_Dataset_
————————

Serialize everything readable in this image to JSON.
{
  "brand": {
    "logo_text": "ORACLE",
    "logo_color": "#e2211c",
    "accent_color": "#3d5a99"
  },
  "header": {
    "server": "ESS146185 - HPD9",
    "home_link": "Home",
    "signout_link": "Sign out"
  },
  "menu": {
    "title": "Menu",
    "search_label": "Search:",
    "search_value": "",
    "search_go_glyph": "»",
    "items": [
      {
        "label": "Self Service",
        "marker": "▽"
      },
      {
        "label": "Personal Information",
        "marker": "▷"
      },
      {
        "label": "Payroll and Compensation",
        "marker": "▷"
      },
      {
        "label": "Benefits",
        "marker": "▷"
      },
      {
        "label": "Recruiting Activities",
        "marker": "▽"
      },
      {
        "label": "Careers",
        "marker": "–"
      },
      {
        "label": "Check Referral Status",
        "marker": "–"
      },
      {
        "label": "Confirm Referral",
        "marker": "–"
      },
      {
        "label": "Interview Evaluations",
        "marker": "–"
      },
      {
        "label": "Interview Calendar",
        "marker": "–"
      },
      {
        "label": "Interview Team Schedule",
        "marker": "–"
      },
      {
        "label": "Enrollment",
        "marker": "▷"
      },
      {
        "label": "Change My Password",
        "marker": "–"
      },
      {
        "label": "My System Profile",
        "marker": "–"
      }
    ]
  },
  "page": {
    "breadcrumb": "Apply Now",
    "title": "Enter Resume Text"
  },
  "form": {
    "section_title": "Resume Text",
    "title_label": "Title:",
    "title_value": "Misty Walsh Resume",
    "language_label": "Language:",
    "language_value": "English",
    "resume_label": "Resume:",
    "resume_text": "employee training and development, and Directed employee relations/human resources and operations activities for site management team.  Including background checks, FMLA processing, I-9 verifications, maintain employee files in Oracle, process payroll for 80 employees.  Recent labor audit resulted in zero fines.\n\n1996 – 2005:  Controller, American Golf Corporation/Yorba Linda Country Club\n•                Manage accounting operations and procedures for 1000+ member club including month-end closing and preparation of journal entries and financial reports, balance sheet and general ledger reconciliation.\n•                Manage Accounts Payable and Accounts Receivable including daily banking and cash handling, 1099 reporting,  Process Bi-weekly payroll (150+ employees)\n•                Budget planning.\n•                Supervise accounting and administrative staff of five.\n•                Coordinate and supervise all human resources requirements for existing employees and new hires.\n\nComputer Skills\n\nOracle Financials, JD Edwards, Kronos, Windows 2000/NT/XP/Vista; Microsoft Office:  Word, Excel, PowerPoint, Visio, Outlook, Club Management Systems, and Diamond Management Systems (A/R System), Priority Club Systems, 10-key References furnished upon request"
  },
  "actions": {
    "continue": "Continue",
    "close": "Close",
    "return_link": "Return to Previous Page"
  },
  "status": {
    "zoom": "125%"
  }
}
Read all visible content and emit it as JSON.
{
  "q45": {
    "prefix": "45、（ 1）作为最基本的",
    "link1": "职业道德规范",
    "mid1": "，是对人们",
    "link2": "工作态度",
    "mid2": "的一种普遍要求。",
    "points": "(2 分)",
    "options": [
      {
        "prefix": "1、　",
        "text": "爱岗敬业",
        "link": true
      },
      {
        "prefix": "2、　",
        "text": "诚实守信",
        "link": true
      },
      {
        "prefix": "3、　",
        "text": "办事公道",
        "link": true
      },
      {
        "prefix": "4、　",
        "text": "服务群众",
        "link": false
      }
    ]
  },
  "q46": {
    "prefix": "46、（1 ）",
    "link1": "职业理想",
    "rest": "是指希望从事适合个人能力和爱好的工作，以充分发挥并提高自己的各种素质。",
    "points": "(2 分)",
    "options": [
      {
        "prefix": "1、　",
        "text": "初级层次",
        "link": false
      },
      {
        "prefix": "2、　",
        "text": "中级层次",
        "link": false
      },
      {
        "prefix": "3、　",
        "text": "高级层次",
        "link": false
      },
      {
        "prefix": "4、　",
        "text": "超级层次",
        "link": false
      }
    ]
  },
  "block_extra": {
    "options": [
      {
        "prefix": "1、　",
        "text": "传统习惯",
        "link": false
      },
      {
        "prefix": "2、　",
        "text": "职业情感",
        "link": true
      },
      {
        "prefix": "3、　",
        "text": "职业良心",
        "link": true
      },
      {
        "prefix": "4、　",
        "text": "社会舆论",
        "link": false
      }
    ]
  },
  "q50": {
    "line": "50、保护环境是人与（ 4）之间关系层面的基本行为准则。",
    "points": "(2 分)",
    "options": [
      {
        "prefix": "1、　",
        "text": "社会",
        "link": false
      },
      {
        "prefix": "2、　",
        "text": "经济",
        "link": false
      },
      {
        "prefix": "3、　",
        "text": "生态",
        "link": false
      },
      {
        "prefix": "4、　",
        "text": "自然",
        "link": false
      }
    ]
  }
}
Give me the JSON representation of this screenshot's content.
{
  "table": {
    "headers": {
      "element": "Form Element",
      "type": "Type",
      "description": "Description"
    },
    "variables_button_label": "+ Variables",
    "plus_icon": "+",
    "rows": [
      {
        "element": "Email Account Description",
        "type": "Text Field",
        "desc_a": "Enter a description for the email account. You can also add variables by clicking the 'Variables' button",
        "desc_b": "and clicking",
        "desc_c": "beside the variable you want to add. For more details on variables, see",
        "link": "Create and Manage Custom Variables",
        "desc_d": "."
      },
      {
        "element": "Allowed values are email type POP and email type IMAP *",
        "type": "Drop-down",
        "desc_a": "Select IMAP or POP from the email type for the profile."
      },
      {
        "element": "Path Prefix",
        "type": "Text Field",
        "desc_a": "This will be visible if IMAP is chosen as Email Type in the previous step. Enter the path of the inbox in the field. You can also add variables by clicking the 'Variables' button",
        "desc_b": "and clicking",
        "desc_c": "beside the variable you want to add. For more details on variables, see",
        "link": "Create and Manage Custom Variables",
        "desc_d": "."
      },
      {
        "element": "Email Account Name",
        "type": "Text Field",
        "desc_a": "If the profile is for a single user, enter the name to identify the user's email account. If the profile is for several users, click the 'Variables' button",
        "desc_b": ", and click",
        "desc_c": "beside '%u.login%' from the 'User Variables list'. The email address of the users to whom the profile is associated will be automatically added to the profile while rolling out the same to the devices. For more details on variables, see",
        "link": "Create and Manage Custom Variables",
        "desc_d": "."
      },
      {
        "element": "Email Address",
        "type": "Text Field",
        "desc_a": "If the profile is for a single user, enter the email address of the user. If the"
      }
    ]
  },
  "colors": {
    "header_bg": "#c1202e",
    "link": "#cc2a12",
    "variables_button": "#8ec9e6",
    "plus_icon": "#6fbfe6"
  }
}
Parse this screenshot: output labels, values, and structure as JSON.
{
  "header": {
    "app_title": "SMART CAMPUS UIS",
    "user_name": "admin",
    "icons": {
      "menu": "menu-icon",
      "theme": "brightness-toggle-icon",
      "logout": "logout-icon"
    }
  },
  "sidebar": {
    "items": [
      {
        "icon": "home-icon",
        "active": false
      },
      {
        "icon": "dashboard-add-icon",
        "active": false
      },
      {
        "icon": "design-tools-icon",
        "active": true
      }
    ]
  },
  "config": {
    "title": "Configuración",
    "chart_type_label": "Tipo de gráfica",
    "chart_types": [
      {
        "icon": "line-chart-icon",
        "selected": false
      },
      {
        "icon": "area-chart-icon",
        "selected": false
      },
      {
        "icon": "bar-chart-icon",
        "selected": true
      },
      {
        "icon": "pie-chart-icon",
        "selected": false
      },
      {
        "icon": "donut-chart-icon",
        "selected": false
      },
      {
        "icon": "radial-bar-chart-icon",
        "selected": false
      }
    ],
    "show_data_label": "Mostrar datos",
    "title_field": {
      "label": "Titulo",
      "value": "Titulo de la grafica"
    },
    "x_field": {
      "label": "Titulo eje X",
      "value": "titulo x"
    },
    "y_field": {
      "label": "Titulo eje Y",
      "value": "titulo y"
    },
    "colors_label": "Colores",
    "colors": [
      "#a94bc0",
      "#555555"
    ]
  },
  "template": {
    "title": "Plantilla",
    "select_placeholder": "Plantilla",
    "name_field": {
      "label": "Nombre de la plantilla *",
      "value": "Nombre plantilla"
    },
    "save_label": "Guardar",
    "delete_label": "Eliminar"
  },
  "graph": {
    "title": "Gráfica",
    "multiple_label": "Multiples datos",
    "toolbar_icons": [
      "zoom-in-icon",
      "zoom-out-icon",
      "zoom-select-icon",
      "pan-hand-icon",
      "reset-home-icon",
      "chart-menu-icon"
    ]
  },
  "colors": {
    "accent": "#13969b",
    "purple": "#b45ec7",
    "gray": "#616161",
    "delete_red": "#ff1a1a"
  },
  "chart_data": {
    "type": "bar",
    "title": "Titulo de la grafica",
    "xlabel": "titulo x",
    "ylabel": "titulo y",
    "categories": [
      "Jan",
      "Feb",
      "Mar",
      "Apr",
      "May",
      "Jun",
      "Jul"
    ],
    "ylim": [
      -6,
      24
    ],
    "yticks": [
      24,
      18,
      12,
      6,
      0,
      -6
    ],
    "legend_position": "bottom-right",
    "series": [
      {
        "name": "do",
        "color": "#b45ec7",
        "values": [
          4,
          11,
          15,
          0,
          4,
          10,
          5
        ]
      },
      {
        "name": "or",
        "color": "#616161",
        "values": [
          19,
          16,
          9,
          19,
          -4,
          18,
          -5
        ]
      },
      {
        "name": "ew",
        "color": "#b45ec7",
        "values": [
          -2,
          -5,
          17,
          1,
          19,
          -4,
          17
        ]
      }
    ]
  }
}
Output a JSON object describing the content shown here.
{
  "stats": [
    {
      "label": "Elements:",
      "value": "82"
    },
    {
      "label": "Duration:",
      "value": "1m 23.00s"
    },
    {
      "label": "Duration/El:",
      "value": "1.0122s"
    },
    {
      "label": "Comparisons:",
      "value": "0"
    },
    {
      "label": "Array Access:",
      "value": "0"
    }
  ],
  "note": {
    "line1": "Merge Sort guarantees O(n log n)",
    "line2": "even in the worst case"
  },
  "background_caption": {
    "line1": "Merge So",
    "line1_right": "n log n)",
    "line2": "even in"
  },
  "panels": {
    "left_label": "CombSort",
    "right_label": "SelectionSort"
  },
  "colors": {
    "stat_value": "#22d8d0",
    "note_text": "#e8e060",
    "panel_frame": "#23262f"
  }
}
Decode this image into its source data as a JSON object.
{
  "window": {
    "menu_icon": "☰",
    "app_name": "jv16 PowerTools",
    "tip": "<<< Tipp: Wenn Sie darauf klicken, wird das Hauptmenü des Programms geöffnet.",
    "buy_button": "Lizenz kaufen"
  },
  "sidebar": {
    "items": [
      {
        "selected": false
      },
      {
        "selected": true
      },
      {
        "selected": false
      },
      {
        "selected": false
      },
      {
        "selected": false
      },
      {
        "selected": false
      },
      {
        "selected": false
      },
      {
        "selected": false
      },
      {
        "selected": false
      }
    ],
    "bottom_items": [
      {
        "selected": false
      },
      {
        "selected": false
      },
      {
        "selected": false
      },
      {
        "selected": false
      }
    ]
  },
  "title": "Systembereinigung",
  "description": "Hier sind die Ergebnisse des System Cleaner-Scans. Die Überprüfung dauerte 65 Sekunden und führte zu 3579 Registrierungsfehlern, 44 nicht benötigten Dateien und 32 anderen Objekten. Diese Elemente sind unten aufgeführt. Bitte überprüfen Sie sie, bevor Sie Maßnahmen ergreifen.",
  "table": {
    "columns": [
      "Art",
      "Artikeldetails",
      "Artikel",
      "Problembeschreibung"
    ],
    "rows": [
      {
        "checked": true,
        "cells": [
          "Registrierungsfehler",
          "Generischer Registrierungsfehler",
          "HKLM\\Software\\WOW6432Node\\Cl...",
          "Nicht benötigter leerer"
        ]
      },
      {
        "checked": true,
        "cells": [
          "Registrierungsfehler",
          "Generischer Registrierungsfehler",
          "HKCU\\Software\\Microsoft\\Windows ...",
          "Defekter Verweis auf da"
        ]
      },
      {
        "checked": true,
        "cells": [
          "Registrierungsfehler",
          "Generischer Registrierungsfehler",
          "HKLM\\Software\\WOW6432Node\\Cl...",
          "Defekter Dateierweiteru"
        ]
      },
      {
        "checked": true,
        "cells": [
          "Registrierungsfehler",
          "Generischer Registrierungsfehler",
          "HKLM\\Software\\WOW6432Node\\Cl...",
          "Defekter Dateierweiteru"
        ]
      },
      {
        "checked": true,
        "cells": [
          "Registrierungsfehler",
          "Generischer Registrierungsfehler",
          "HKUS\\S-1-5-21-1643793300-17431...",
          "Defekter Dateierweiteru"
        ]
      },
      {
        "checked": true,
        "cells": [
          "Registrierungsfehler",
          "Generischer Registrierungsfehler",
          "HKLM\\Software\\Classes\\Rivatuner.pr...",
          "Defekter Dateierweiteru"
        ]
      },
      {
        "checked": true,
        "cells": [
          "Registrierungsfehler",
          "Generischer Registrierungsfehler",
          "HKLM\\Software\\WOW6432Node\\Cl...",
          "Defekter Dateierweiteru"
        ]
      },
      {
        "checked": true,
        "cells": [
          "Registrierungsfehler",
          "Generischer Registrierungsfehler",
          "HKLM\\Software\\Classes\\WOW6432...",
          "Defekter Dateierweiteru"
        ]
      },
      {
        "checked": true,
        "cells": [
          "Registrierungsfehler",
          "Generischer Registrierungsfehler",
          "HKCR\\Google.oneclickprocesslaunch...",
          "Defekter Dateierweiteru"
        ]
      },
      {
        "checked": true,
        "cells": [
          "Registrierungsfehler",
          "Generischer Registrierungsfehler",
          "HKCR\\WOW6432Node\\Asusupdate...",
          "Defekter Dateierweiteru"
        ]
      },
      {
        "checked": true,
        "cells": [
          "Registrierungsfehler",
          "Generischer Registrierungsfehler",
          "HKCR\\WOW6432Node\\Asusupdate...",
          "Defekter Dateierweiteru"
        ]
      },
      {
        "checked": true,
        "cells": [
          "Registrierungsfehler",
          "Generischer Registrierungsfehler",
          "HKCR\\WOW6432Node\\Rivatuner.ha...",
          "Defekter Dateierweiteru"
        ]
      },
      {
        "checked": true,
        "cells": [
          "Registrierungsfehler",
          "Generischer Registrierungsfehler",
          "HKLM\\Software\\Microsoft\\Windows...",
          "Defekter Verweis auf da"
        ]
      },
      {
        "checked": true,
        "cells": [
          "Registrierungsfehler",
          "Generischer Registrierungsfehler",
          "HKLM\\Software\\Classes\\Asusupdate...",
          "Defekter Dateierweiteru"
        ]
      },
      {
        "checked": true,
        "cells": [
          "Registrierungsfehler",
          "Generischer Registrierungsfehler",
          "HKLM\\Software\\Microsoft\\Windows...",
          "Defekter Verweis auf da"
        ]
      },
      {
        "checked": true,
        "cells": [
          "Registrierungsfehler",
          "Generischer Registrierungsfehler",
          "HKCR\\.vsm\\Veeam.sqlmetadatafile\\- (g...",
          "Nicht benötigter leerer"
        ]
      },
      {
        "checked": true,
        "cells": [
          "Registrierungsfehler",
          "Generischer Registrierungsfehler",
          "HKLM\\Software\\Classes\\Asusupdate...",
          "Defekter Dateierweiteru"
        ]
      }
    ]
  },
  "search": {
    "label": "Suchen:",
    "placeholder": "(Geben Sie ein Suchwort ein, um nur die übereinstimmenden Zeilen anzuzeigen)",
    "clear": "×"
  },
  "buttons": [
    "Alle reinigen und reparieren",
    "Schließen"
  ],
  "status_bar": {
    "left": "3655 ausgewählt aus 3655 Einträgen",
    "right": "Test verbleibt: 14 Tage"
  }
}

————————

_Problem requirements_
Check each line above for the word "single" and give the number of lines that have it, nothing else.

_Result of this exercise_
2